> [SUPPLIED MATERIAL]
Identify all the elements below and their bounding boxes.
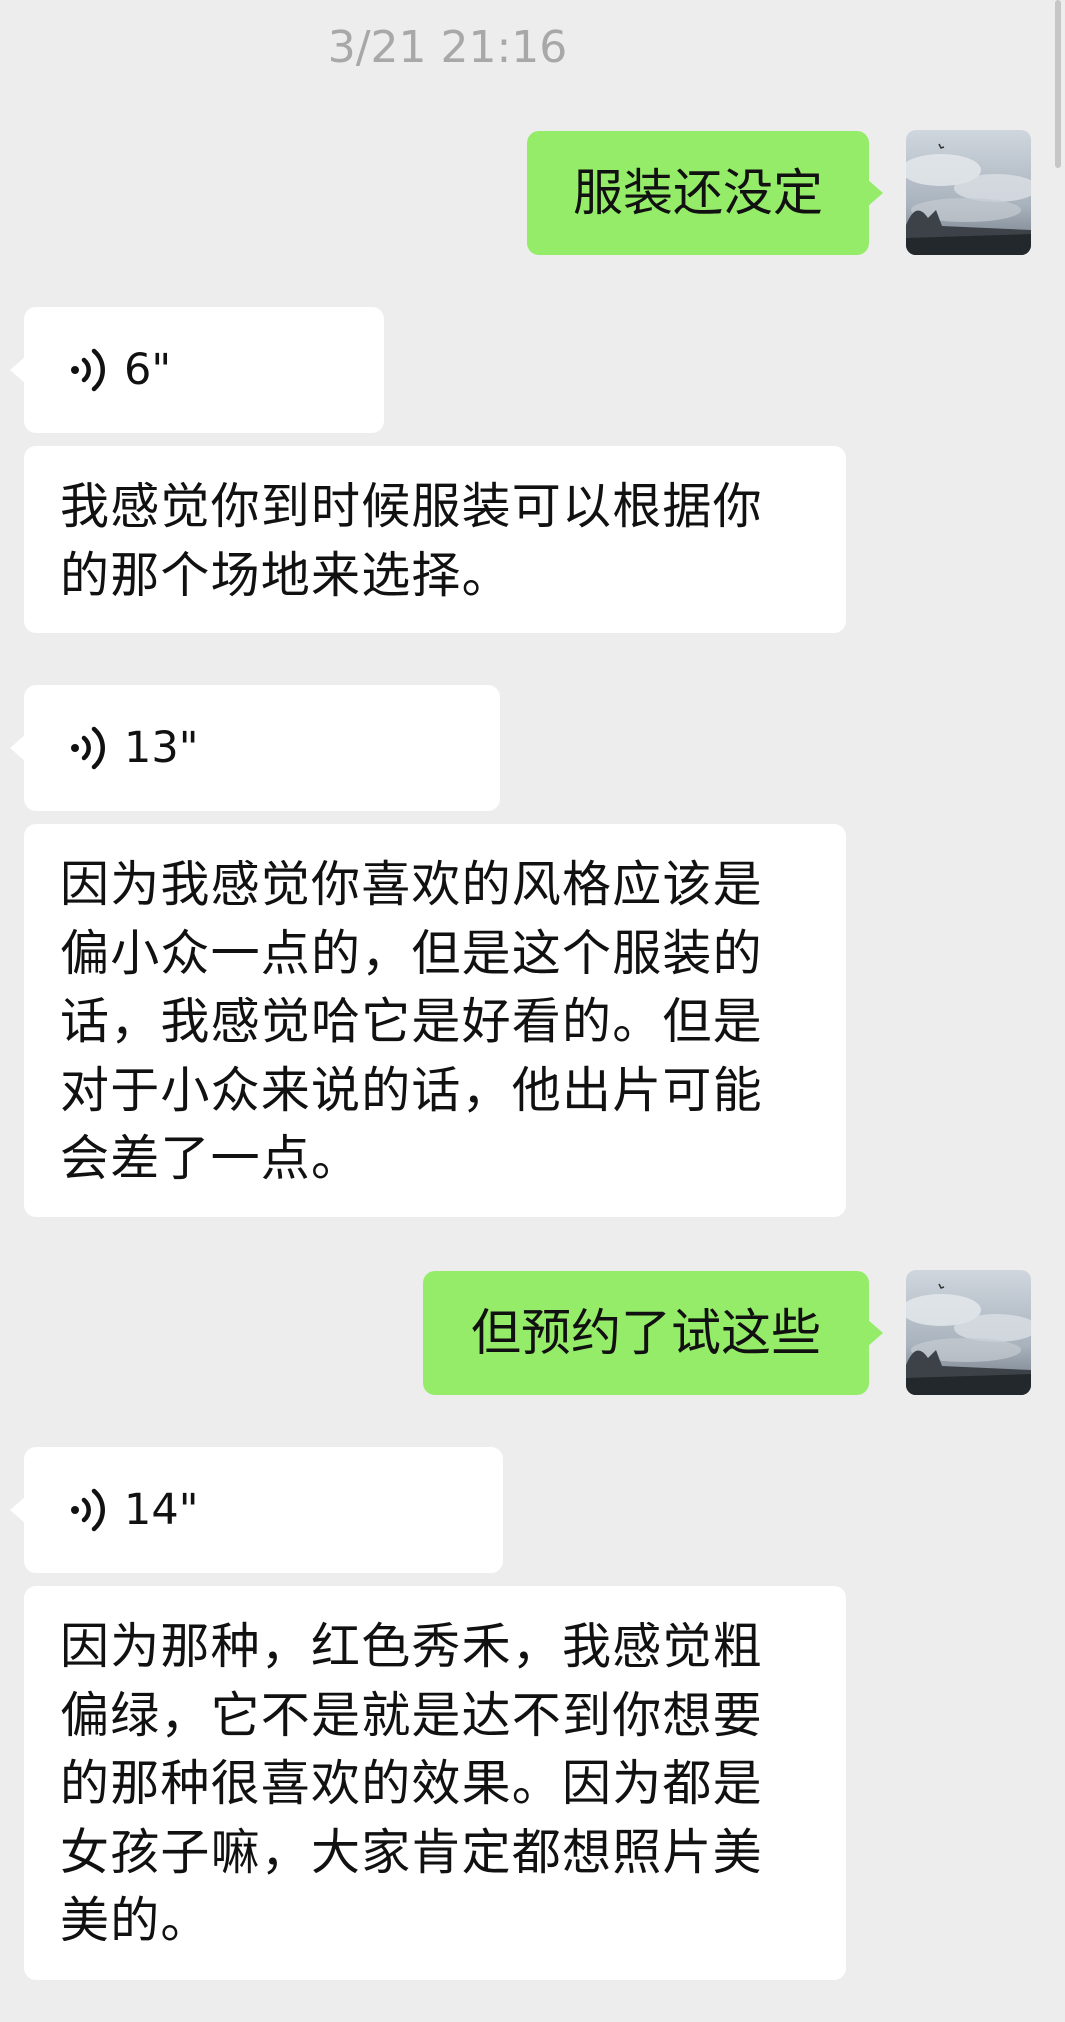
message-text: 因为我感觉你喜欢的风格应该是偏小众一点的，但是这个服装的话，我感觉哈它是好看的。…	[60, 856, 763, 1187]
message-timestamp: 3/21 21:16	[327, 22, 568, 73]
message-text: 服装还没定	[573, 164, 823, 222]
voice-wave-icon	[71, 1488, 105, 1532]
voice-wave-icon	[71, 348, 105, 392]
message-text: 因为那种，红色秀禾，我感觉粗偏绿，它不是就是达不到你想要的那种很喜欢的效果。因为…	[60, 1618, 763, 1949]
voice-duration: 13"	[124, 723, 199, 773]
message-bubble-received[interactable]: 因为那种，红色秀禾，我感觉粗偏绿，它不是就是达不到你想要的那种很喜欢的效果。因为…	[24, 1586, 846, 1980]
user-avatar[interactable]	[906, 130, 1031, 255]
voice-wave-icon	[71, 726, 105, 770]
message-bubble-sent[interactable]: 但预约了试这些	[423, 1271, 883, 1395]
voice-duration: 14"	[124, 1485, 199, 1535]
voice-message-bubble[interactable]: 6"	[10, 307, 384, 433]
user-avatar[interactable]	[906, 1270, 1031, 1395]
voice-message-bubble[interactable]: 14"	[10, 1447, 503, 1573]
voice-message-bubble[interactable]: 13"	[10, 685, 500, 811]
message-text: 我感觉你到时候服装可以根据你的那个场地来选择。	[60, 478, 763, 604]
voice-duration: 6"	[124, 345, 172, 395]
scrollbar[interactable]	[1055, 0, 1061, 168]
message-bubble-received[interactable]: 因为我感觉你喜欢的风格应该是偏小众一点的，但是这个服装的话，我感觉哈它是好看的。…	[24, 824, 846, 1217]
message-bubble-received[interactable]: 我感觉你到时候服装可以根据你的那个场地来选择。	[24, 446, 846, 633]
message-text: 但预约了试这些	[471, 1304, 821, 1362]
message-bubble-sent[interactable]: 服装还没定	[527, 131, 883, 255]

> [THE TASK]
Copy out the lines starting at the one containing "856, 763, 1187]" and ending at the one containing "348, 105, 392]", both included, reproducing each without any change.

> [RESULT OF THIS TASK]
message-text: 因为我感觉你喜欢的风格应该是偏小众一点的，但是这个服装的话，我感觉哈它是好看的。…	[60, 856, 763, 1187]
message-timestamp: 3/21 21:16	[327, 22, 568, 73]
message-text: 服装还没定	[573, 164, 823, 222]
voice-wave-icon	[71, 1488, 105, 1532]
voice-wave-icon	[71, 348, 105, 392]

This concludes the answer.